» WORK INSTRUCTIONS: Work out the number of lines in the listing that include the string "label". Reply with that number alone.

» MATERIAL PROVIDED:
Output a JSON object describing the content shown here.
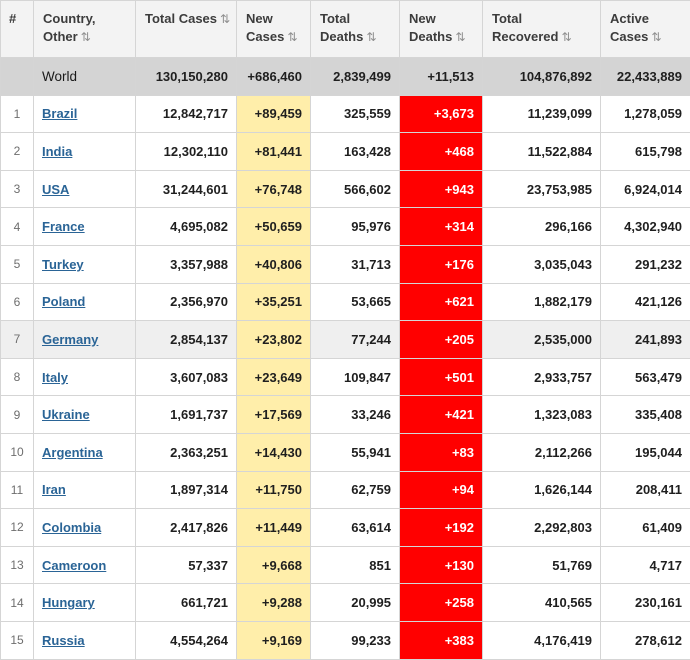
{
  "colors": {
    "header_bg": "#f3f3f3",
    "world_row_bg": "#d4d4d4",
    "shaded_row_bg": "#efefef",
    "new_cases_bg": "#ffeeaa",
    "new_deaths_bg": "#ff0000",
    "new_deaths_text": "#ffffff",
    "link_color": "#2a6496"
  },
  "icons": {
    "sort": "⇅"
  },
  "table": {
    "columns": [
      {
        "key": "rank",
        "label": "#",
        "sortable": false
      },
      {
        "key": "country",
        "label": "Country, Other",
        "sortable": true
      },
      {
        "key": "total_cases",
        "label": "Total Cases",
        "sortable": true
      },
      {
        "key": "new_cases",
        "label": "New Cases",
        "sortable": true
      },
      {
        "key": "total_deaths",
        "label": "Total Deaths",
        "sortable": true
      },
      {
        "key": "new_deaths",
        "label": "New Deaths",
        "sortable": true
      },
      {
        "key": "total_recovered",
        "label": "Total Recovered",
        "sortable": true
      },
      {
        "key": "active_cases",
        "label": "Active Cases",
        "sortable": true
      }
    ],
    "world_row": {
      "rank": "",
      "country": "World",
      "total_cases": "130,150,280",
      "new_cases": "+686,460",
      "total_deaths": "2,839,499",
      "new_deaths": "+11,513",
      "total_recovered": "104,876,892",
      "active_cases": "22,433,889"
    },
    "rows": [
      {
        "rank": "1",
        "country": "Brazil",
        "total_cases": "12,842,717",
        "new_cases": "+89,459",
        "total_deaths": "325,559",
        "new_deaths": "+3,673",
        "total_recovered": "11,239,099",
        "active_cases": "1,278,059",
        "shaded": false
      },
      {
        "rank": "2",
        "country": "India",
        "total_cases": "12,302,110",
        "new_cases": "+81,441",
        "total_deaths": "163,428",
        "new_deaths": "+468",
        "total_recovered": "11,522,884",
        "active_cases": "615,798",
        "shaded": false
      },
      {
        "rank": "3",
        "country": "USA",
        "total_cases": "31,244,601",
        "new_cases": "+76,748",
        "total_deaths": "566,602",
        "new_deaths": "+943",
        "total_recovered": "23,753,985",
        "active_cases": "6,924,014",
        "shaded": false
      },
      {
        "rank": "4",
        "country": "France",
        "total_cases": "4,695,082",
        "new_cases": "+50,659",
        "total_deaths": "95,976",
        "new_deaths": "+314",
        "total_recovered": "296,166",
        "active_cases": "4,302,940",
        "shaded": false
      },
      {
        "rank": "5",
        "country": "Turkey",
        "total_cases": "3,357,988",
        "new_cases": "+40,806",
        "total_deaths": "31,713",
        "new_deaths": "+176",
        "total_recovered": "3,035,043",
        "active_cases": "291,232",
        "shaded": false
      },
      {
        "rank": "6",
        "country": "Poland",
        "total_cases": "2,356,970",
        "new_cases": "+35,251",
        "total_deaths": "53,665",
        "new_deaths": "+621",
        "total_recovered": "1,882,179",
        "active_cases": "421,126",
        "shaded": false
      },
      {
        "rank": "7",
        "country": "Germany",
        "total_cases": "2,854,137",
        "new_cases": "+23,802",
        "total_deaths": "77,244",
        "new_deaths": "+205",
        "total_recovered": "2,535,000",
        "active_cases": "241,893",
        "shaded": true
      },
      {
        "rank": "8",
        "country": "Italy",
        "total_cases": "3,607,083",
        "new_cases": "+23,649",
        "total_deaths": "109,847",
        "new_deaths": "+501",
        "total_recovered": "2,933,757",
        "active_cases": "563,479",
        "shaded": false
      },
      {
        "rank": "9",
        "country": "Ukraine",
        "total_cases": "1,691,737",
        "new_cases": "+17,569",
        "total_deaths": "33,246",
        "new_deaths": "+421",
        "total_recovered": "1,323,083",
        "active_cases": "335,408",
        "shaded": false
      },
      {
        "rank": "10",
        "country": "Argentina",
        "total_cases": "2,363,251",
        "new_cases": "+14,430",
        "total_deaths": "55,941",
        "new_deaths": "+83",
        "total_recovered": "2,112,266",
        "active_cases": "195,044",
        "shaded": false
      },
      {
        "rank": "11",
        "country": "Iran",
        "total_cases": "1,897,314",
        "new_cases": "+11,750",
        "total_deaths": "62,759",
        "new_deaths": "+94",
        "total_recovered": "1,626,144",
        "active_cases": "208,411",
        "shaded": false
      },
      {
        "rank": "12",
        "country": "Colombia",
        "total_cases": "2,417,826",
        "new_cases": "+11,449",
        "total_deaths": "63,614",
        "new_deaths": "+192",
        "total_recovered": "2,292,803",
        "active_cases": "61,409",
        "shaded": false
      },
      {
        "rank": "13",
        "country": "Cameroon",
        "total_cases": "57,337",
        "new_cases": "+9,668",
        "total_deaths": "851",
        "new_deaths": "+130",
        "total_recovered": "51,769",
        "active_cases": "4,717",
        "shaded": false
      },
      {
        "rank": "14",
        "country": "Hungary",
        "total_cases": "661,721",
        "new_cases": "+9,288",
        "total_deaths": "20,995",
        "new_deaths": "+258",
        "total_recovered": "410,565",
        "active_cases": "230,161",
        "shaded": false
      },
      {
        "rank": "15",
        "country": "Russia",
        "total_cases": "4,554,264",
        "new_cases": "+9,169",
        "total_deaths": "99,233",
        "new_deaths": "+383",
        "total_recovered": "4,176,419",
        "active_cases": "278,612",
        "shaded": false
      }
    ]
  }
}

» EXERCISE RESULT: 8